:: Exercise details ::
Find the lines with "freq" in them and copy them out.
* BEGIN Provided data *
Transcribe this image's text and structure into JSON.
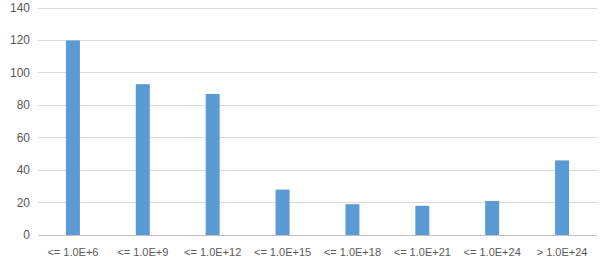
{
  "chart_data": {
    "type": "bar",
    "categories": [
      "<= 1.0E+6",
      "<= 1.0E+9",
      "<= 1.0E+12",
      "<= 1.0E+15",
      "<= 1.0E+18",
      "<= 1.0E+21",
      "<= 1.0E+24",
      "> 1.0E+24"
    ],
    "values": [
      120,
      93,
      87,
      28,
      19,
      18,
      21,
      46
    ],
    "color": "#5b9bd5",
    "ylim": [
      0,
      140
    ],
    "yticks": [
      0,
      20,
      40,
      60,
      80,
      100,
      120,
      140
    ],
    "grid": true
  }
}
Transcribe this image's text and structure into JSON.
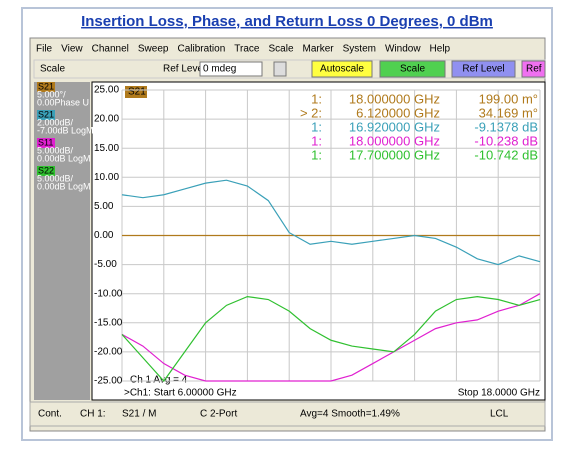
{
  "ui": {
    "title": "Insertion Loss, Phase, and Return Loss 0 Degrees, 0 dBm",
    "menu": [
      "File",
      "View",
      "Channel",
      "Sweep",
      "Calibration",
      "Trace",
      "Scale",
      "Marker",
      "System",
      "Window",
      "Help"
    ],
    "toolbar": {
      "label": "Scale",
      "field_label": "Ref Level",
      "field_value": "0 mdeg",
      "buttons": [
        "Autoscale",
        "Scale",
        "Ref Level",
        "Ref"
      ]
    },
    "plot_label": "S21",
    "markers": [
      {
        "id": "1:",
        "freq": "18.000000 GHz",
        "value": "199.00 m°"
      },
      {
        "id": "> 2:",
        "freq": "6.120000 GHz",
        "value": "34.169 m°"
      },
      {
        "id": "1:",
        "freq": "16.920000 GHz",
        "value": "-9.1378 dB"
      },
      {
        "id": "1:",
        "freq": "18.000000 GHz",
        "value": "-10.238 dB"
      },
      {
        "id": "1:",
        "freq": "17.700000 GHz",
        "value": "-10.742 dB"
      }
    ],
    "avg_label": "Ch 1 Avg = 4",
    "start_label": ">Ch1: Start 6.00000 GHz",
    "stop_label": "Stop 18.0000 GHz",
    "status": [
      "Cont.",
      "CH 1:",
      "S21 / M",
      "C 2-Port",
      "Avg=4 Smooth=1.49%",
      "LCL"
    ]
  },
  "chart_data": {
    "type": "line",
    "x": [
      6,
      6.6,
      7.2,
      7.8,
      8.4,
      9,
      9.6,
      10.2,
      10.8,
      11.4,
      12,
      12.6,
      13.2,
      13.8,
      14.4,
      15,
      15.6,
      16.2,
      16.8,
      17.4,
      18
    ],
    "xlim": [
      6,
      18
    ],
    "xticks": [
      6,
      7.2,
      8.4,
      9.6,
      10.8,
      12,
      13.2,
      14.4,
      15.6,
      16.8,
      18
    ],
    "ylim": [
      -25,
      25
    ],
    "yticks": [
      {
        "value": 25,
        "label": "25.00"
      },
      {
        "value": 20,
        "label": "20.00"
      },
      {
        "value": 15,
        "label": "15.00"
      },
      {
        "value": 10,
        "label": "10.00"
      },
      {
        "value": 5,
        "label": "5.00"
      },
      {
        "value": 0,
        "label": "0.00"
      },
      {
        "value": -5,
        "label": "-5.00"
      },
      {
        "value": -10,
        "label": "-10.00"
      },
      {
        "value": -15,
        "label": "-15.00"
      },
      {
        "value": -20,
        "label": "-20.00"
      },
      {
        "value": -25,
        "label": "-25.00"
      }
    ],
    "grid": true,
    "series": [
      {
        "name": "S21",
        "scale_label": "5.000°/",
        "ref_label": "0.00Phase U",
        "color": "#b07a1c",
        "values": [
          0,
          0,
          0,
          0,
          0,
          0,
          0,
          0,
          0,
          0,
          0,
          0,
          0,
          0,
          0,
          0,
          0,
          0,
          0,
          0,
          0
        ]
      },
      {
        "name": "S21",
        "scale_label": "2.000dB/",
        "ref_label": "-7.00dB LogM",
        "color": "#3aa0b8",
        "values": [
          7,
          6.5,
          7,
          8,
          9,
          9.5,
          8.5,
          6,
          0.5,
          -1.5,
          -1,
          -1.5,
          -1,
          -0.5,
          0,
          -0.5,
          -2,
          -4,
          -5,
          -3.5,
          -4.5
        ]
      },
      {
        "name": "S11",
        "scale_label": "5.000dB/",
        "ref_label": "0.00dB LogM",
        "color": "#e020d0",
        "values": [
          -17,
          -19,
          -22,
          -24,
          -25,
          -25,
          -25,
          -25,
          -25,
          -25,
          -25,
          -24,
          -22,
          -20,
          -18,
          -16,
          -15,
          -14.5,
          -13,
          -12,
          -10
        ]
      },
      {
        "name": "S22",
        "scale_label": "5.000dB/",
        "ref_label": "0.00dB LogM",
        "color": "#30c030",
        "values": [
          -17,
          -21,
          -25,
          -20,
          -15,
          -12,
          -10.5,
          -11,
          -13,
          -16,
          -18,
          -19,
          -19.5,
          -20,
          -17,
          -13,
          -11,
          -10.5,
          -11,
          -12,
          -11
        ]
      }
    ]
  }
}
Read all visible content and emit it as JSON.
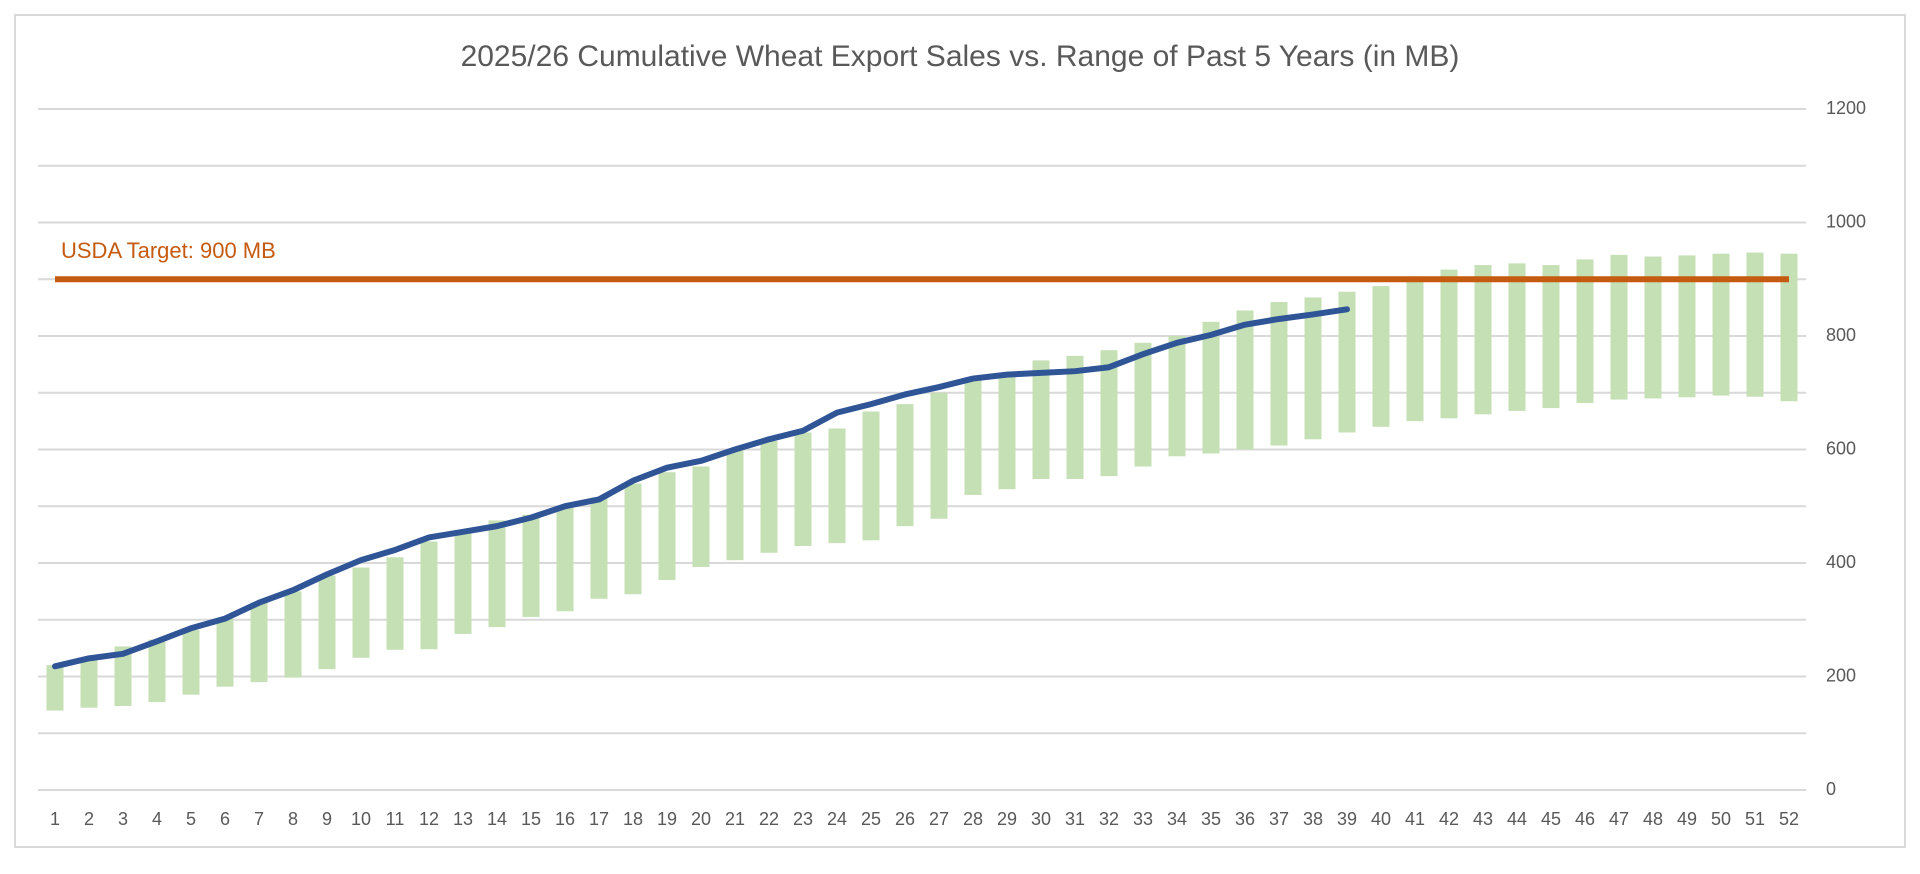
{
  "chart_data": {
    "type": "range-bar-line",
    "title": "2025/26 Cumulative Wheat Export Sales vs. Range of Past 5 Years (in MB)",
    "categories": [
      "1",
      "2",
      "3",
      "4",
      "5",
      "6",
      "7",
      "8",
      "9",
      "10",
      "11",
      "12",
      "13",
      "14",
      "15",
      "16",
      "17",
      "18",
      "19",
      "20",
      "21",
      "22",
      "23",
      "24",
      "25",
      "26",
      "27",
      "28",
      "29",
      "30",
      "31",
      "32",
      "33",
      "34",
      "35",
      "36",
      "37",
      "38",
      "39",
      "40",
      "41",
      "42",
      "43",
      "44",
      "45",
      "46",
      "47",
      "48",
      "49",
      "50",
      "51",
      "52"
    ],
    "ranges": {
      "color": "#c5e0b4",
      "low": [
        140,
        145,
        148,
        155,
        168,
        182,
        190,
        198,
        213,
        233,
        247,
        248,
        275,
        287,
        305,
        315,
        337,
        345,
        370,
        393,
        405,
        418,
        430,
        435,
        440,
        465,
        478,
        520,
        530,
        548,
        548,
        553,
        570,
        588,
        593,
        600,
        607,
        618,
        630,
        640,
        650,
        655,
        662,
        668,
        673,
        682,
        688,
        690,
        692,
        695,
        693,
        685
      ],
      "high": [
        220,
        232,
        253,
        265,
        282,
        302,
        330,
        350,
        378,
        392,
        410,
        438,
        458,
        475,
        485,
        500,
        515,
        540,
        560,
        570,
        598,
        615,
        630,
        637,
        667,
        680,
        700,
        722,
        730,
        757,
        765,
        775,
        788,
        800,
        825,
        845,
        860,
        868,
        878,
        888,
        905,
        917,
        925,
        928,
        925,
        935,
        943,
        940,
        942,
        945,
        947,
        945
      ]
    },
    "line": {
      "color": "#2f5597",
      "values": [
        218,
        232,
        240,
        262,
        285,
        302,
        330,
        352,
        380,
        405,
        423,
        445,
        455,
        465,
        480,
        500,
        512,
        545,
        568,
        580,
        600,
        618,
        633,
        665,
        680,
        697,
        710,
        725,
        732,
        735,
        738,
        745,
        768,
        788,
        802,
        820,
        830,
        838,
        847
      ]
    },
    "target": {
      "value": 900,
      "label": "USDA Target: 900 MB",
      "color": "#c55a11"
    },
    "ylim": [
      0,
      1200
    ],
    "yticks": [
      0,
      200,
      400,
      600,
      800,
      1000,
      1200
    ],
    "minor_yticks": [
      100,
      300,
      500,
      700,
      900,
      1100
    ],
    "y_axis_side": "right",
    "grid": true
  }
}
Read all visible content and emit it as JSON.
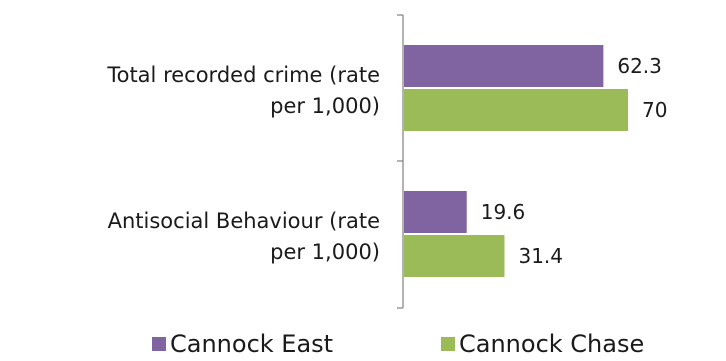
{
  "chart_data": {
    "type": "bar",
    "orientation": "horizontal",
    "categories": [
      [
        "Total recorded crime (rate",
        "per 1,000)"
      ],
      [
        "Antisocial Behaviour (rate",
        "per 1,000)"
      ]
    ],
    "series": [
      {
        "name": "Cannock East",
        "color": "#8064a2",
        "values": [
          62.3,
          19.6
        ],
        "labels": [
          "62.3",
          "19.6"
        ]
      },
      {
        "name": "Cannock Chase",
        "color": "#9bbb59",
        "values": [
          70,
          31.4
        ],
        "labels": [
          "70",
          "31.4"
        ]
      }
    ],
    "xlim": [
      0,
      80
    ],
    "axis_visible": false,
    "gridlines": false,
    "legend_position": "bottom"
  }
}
* END Provided data *
:: Output for this exercise ::
        "freq": "18.000000 GHz",
        "freq": "6.120000 GHz",
        "freq": "16.920000 GHz",
        "freq": "18.000000 GHz",
        "freq": "17.700000 GHz",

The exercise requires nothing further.